[TASK REQUIREMENTS] How many of the lines that follow contain the word "data"? Give only the number.

[Stored entries]
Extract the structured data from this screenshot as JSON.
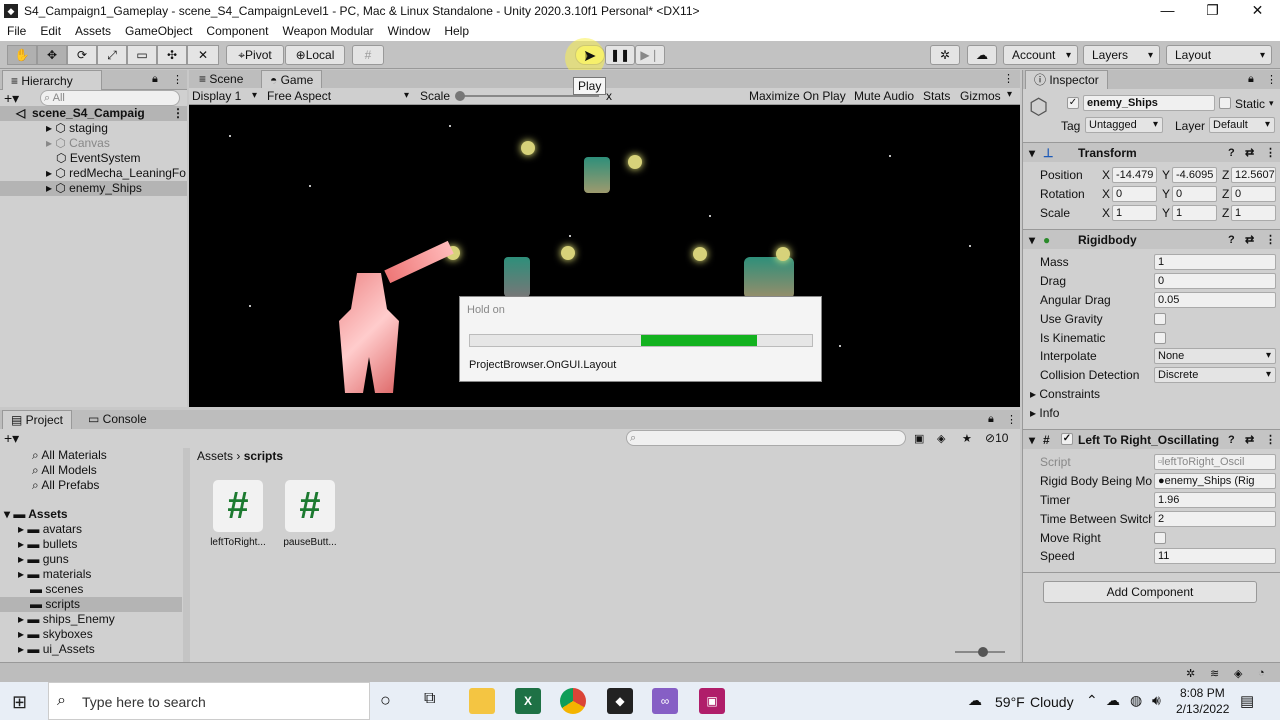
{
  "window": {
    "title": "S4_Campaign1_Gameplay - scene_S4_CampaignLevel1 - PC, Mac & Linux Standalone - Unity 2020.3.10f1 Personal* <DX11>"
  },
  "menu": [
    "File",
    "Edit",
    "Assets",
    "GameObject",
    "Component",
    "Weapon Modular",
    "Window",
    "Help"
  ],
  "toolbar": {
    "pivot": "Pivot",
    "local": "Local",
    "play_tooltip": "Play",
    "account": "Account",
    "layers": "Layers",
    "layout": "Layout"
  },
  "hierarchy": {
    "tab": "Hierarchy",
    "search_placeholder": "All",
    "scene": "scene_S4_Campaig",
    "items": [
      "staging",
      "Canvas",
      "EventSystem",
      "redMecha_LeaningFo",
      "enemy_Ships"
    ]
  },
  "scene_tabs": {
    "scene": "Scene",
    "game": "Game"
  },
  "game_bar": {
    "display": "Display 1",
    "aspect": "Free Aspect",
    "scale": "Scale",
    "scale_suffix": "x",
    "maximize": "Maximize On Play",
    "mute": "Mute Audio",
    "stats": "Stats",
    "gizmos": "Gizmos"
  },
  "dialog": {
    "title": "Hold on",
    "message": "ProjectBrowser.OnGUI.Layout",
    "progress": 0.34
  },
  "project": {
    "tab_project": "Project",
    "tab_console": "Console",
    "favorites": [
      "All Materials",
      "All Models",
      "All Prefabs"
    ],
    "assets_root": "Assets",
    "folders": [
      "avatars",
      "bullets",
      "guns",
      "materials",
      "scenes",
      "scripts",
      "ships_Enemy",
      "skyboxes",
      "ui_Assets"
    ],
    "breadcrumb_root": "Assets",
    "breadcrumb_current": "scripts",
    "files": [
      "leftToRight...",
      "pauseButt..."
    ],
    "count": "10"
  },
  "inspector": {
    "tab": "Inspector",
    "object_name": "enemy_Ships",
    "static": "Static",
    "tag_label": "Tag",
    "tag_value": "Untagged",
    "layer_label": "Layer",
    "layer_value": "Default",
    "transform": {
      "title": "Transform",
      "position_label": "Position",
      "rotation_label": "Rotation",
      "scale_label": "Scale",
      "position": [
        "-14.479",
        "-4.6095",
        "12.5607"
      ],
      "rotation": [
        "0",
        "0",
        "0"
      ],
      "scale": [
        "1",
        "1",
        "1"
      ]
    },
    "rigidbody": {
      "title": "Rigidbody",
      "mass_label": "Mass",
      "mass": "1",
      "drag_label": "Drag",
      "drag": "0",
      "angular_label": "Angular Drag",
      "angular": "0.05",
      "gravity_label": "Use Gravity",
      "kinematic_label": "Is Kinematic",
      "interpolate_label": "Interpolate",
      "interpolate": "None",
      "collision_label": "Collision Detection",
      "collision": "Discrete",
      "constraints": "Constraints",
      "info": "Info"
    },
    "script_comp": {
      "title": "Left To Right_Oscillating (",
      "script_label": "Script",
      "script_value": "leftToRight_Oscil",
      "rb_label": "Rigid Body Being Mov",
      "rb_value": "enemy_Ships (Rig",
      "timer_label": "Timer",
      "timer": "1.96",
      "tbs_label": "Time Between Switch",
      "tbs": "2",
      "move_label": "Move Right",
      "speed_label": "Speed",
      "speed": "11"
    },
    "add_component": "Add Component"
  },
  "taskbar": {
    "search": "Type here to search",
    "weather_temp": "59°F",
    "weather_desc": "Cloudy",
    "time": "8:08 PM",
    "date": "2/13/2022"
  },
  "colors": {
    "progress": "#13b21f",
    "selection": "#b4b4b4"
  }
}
...
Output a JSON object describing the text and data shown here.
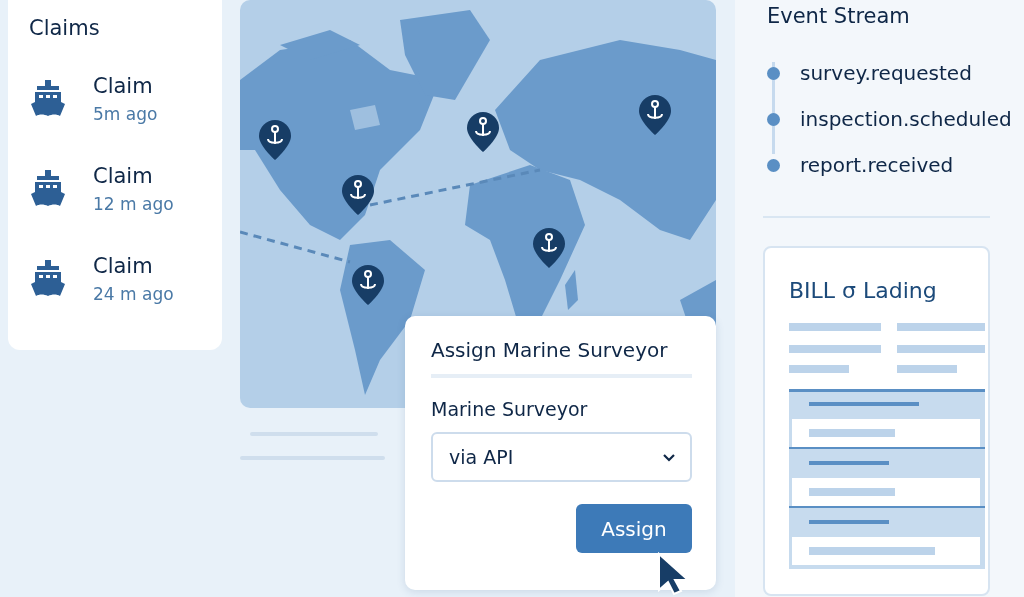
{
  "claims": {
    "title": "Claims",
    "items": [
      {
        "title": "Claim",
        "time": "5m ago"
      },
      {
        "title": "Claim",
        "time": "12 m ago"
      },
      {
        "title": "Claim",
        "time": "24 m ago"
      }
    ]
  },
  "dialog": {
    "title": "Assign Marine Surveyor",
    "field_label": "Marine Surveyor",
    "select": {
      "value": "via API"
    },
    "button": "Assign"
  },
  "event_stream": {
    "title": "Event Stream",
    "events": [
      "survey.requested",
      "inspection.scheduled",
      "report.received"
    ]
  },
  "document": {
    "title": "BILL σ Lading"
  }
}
---
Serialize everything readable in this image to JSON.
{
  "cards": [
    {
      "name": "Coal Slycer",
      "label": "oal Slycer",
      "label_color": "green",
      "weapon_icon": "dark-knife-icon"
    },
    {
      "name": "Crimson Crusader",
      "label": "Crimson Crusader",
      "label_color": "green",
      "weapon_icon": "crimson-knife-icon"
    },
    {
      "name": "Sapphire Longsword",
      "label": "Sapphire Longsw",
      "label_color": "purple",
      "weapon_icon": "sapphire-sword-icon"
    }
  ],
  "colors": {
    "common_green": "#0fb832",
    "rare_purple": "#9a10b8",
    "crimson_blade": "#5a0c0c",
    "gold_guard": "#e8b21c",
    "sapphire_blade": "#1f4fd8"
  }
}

[THE RESPONSE] 2